● Direction:
Search the data for the word "TradingView" and copy every line where it occurs.

● Stored dataset items:
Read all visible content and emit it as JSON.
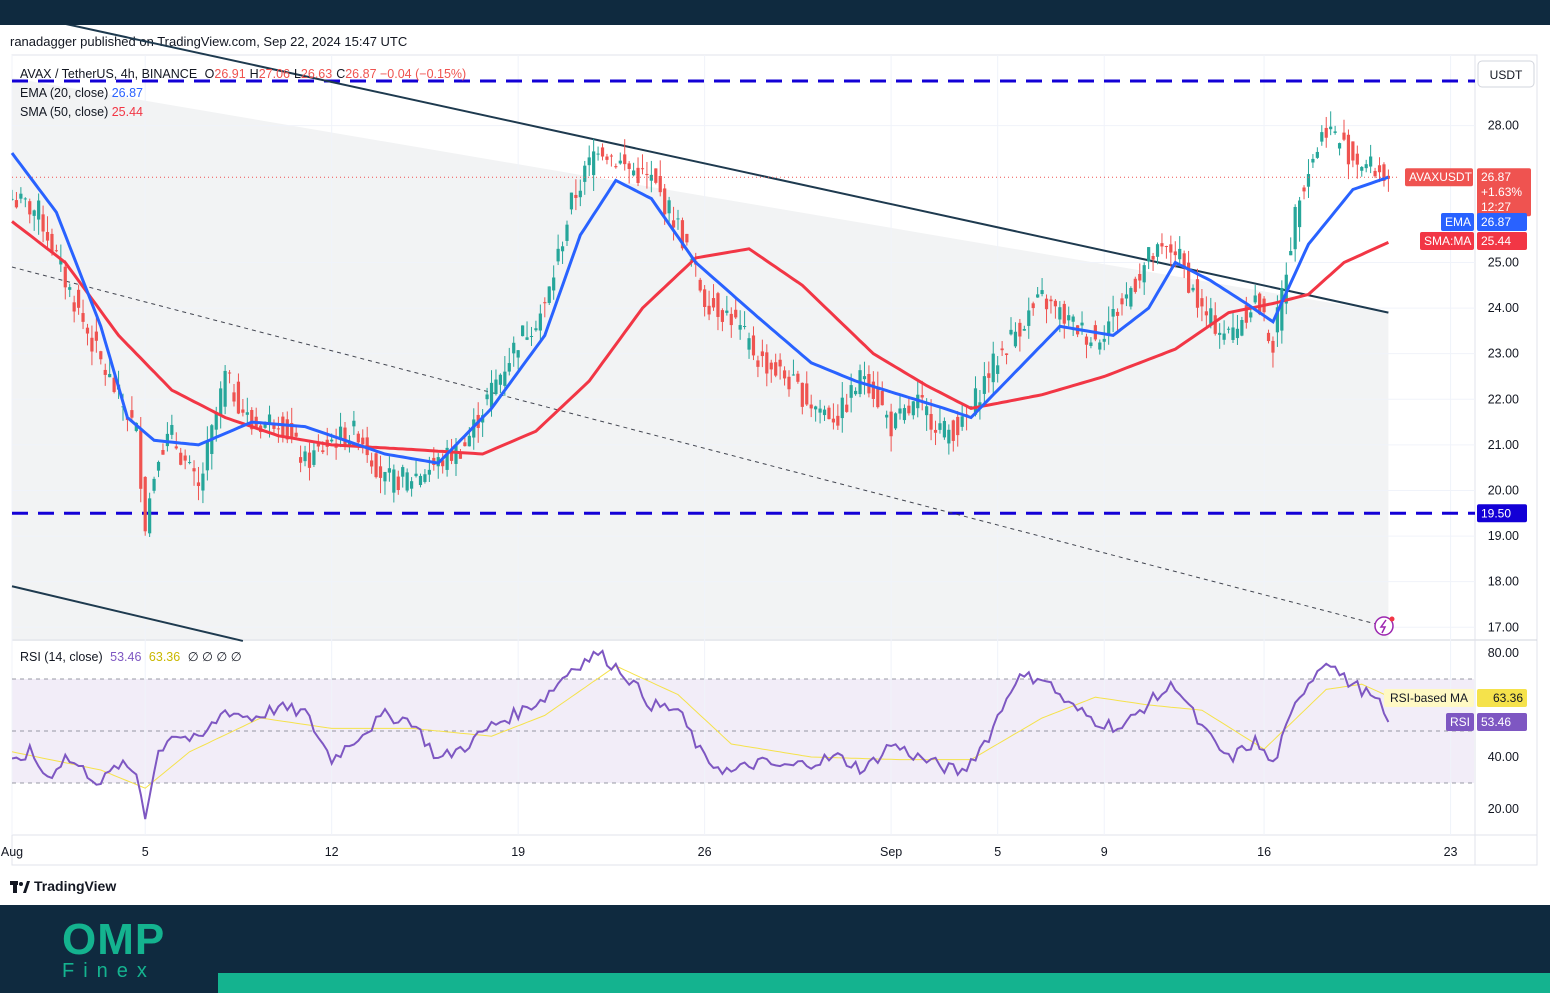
{
  "byline": "ranadagger published on TradingView.com, Sep 22, 2024 15:47 UTC",
  "brand": {
    "tv": "TradingView",
    "omp": "OMP",
    "finex": "Finex"
  },
  "legend": {
    "symbol": "AVAX / TetherUS, 4h, BINANCE",
    "ohlc": [
      {
        "k": "O",
        "v": "26.91"
      },
      {
        "k": "H",
        "v": "27.06"
      },
      {
        "k": "L",
        "v": "26.63"
      },
      {
        "k": "C",
        "v": "26.87"
      }
    ],
    "change": "−0.04 (−0.15%)",
    "ema_label": "EMA (20, close)",
    "ema_value": "26.87",
    "sma_label": "SMA (50, close)",
    "sma_value": "25.44",
    "rsi_label": "RSI (14, close)",
    "rsi_value": "53.46",
    "rsi_ma_value": "63.36",
    "rsi_extra": "∅ ∅ ∅ ∅"
  },
  "axis": {
    "currency": "USDT"
  },
  "badges": {
    "symbol": "AVAXUSDT",
    "price": "26.87",
    "pct": "+1.63%",
    "timer": "12:27",
    "ema_tag": "EMA",
    "ema_val": "26.87",
    "sma_tag": "SMA:MA",
    "sma_val": "25.44",
    "level": "19.50",
    "rsi_ma_tag": "RSI-based MA",
    "rsi_ma_val": "63.36",
    "rsi_tag": "RSI",
    "rsi_val": "53.46"
  },
  "colors": {
    "ema": "#2962ff",
    "sma": "#f23645",
    "rsi": "#7e57c2",
    "rsi_ma": "#f5e24b",
    "bull": "#26a69a",
    "bear": "#ef5350",
    "level": "#1300d6"
  },
  "chart_data": {
    "type": "candlestick",
    "price_ticks": [
      17,
      18,
      19,
      20,
      21,
      22,
      23,
      24,
      25,
      28
    ],
    "price_tick_labels": [
      "17.00",
      "18.00",
      "19.00",
      "20.00",
      "21.00",
      "22.00",
      "23.00",
      "24.00",
      "25.00",
      "28.00"
    ],
    "rsi_ticks": [
      20,
      40,
      60,
      80
    ],
    "rsi_tick_labels": [
      "20.00",
      "40.00",
      "",
      "80.00"
    ],
    "x_labels": [
      "Aug",
      "5",
      "12",
      "19",
      "26",
      "Sep",
      "5",
      "9",
      "16",
      "23"
    ],
    "horizontal_levels": [
      28.98,
      19.5
    ],
    "rsi_bands": [
      30,
      70
    ],
    "close_anchors": [
      [
        0,
        26.4
      ],
      [
        6,
        26.1
      ],
      [
        12,
        24.6
      ],
      [
        20,
        22.8
      ],
      [
        28,
        21.3
      ],
      [
        30,
        19.3
      ],
      [
        33,
        20.9
      ],
      [
        36,
        21.2
      ],
      [
        42,
        20.0
      ],
      [
        48,
        22.5
      ],
      [
        54,
        21.4
      ],
      [
        60,
        21.6
      ],
      [
        66,
        20.6
      ],
      [
        72,
        21.1
      ],
      [
        78,
        21.3
      ],
      [
        84,
        20.2
      ],
      [
        90,
        20.3
      ],
      [
        96,
        20.6
      ],
      [
        102,
        21.0
      ],
      [
        108,
        22.2
      ],
      [
        114,
        23.3
      ],
      [
        120,
        24.0
      ],
      [
        126,
        26.3
      ],
      [
        132,
        27.6
      ],
      [
        138,
        27.1
      ],
      [
        144,
        26.8
      ],
      [
        150,
        25.8
      ],
      [
        156,
        24.2
      ],
      [
        162,
        23.8
      ],
      [
        168,
        22.9
      ],
      [
        174,
        22.5
      ],
      [
        180,
        21.9
      ],
      [
        186,
        21.6
      ],
      [
        192,
        22.6
      ],
      [
        198,
        21.4
      ],
      [
        204,
        21.9
      ],
      [
        210,
        21.3
      ],
      [
        214,
        21.4
      ],
      [
        220,
        22.6
      ],
      [
        226,
        23.5
      ],
      [
        232,
        24.2
      ],
      [
        238,
        23.7
      ],
      [
        244,
        23.3
      ],
      [
        250,
        24.1
      ],
      [
        256,
        25.1
      ],
      [
        262,
        25.3
      ],
      [
        268,
        23.9
      ],
      [
        274,
        23.4
      ],
      [
        280,
        24.2
      ],
      [
        284,
        23.2
      ],
      [
        290,
        26.6
      ],
      [
        296,
        28.0
      ],
      [
        302,
        27.3
      ],
      [
        306,
        27.1
      ],
      [
        310,
        26.87
      ]
    ],
    "ema_anchors": [
      [
        0,
        27.4
      ],
      [
        10,
        26.1
      ],
      [
        20,
        23.6
      ],
      [
        26,
        21.6
      ],
      [
        32,
        21.1
      ],
      [
        42,
        21.0
      ],
      [
        54,
        21.5
      ],
      [
        66,
        21.4
      ],
      [
        84,
        20.8
      ],
      [
        96,
        20.6
      ],
      [
        108,
        21.8
      ],
      [
        120,
        23.4
      ],
      [
        128,
        25.6
      ],
      [
        136,
        26.8
      ],
      [
        144,
        26.4
      ],
      [
        154,
        25.0
      ],
      [
        168,
        23.8
      ],
      [
        180,
        22.8
      ],
      [
        190,
        22.4
      ],
      [
        200,
        22.1
      ],
      [
        210,
        21.8
      ],
      [
        216,
        21.6
      ],
      [
        226,
        22.6
      ],
      [
        236,
        23.6
      ],
      [
        248,
        23.4
      ],
      [
        256,
        24.0
      ],
      [
        262,
        25.0
      ],
      [
        270,
        24.6
      ],
      [
        278,
        24.1
      ],
      [
        284,
        23.7
      ],
      [
        292,
        25.4
      ],
      [
        302,
        26.6
      ],
      [
        310,
        26.87
      ]
    ],
    "sma_anchors": [
      [
        0,
        25.9
      ],
      [
        12,
        25.0
      ],
      [
        24,
        23.4
      ],
      [
        36,
        22.2
      ],
      [
        48,
        21.6
      ],
      [
        60,
        21.2
      ],
      [
        72,
        21.0
      ],
      [
        90,
        20.9
      ],
      [
        106,
        20.8
      ],
      [
        118,
        21.3
      ],
      [
        130,
        22.4
      ],
      [
        142,
        24.0
      ],
      [
        154,
        25.1
      ],
      [
        166,
        25.3
      ],
      [
        178,
        24.5
      ],
      [
        194,
        23.0
      ],
      [
        206,
        22.3
      ],
      [
        216,
        21.8
      ],
      [
        232,
        22.1
      ],
      [
        246,
        22.5
      ],
      [
        262,
        23.1
      ],
      [
        274,
        23.9
      ],
      [
        284,
        24.1
      ],
      [
        292,
        24.3
      ],
      [
        300,
        25.0
      ],
      [
        310,
        25.44
      ]
    ],
    "rsi_anchors": [
      [
        0,
        37
      ],
      [
        4,
        42
      ],
      [
        8,
        32
      ],
      [
        12,
        40
      ],
      [
        16,
        35
      ],
      [
        20,
        30
      ],
      [
        24,
        37
      ],
      [
        28,
        34
      ],
      [
        30,
        18
      ],
      [
        33,
        42
      ],
      [
        36,
        49
      ],
      [
        42,
        46
      ],
      [
        48,
        58
      ],
      [
        54,
        55
      ],
      [
        60,
        59
      ],
      [
        66,
        57
      ],
      [
        72,
        39
      ],
      [
        78,
        48
      ],
      [
        84,
        56
      ],
      [
        90,
        54
      ],
      [
        96,
        39
      ],
      [
        102,
        44
      ],
      [
        108,
        52
      ],
      [
        114,
        57
      ],
      [
        120,
        63
      ],
      [
        126,
        74
      ],
      [
        132,
        80
      ],
      [
        138,
        72
      ],
      [
        144,
        60
      ],
      [
        150,
        58
      ],
      [
        156,
        39
      ],
      [
        162,
        34
      ],
      [
        168,
        38
      ],
      [
        174,
        36
      ],
      [
        180,
        38
      ],
      [
        186,
        40
      ],
      [
        192,
        35
      ],
      [
        198,
        45
      ],
      [
        204,
        40
      ],
      [
        210,
        36
      ],
      [
        214,
        34
      ],
      [
        220,
        48
      ],
      [
        226,
        70
      ],
      [
        232,
        71
      ],
      [
        238,
        60
      ],
      [
        244,
        54
      ],
      [
        250,
        51
      ],
      [
        256,
        61
      ],
      [
        262,
        68
      ],
      [
        268,
        51
      ],
      [
        274,
        39
      ],
      [
        280,
        46
      ],
      [
        284,
        37
      ],
      [
        290,
        64
      ],
      [
        296,
        78
      ],
      [
        300,
        70
      ],
      [
        304,
        66
      ],
      [
        308,
        60
      ],
      [
        310,
        53.46
      ]
    ],
    "rsi_ma_anchors": [
      [
        0,
        42
      ],
      [
        20,
        35
      ],
      [
        30,
        28
      ],
      [
        40,
        42
      ],
      [
        56,
        55
      ],
      [
        72,
        51
      ],
      [
        90,
        51
      ],
      [
        108,
        48
      ],
      [
        120,
        56
      ],
      [
        136,
        75
      ],
      [
        150,
        64
      ],
      [
        162,
        45
      ],
      [
        180,
        40
      ],
      [
        200,
        39
      ],
      [
        216,
        39
      ],
      [
        232,
        55
      ],
      [
        244,
        63
      ],
      [
        256,
        60
      ],
      [
        268,
        58
      ],
      [
        282,
        43
      ],
      [
        296,
        66
      ],
      [
        304,
        68
      ],
      [
        310,
        63.36
      ]
    ],
    "trendline_upper": [
      [
        -10,
        30.7
      ],
      [
        310,
        23.9
      ]
    ],
    "trendline_lower": [
      [
        0,
        17.9
      ],
      [
        52,
        16.7
      ]
    ],
    "trendline_dashed": [
      [
        0,
        24.9
      ],
      [
        310,
        17.0
      ]
    ]
  }
}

● Exercise result:
  "byline": "ranadagger published on TradingView.com, Sep 22, 2024 15:47 UTC",
    "tv": "TradingView",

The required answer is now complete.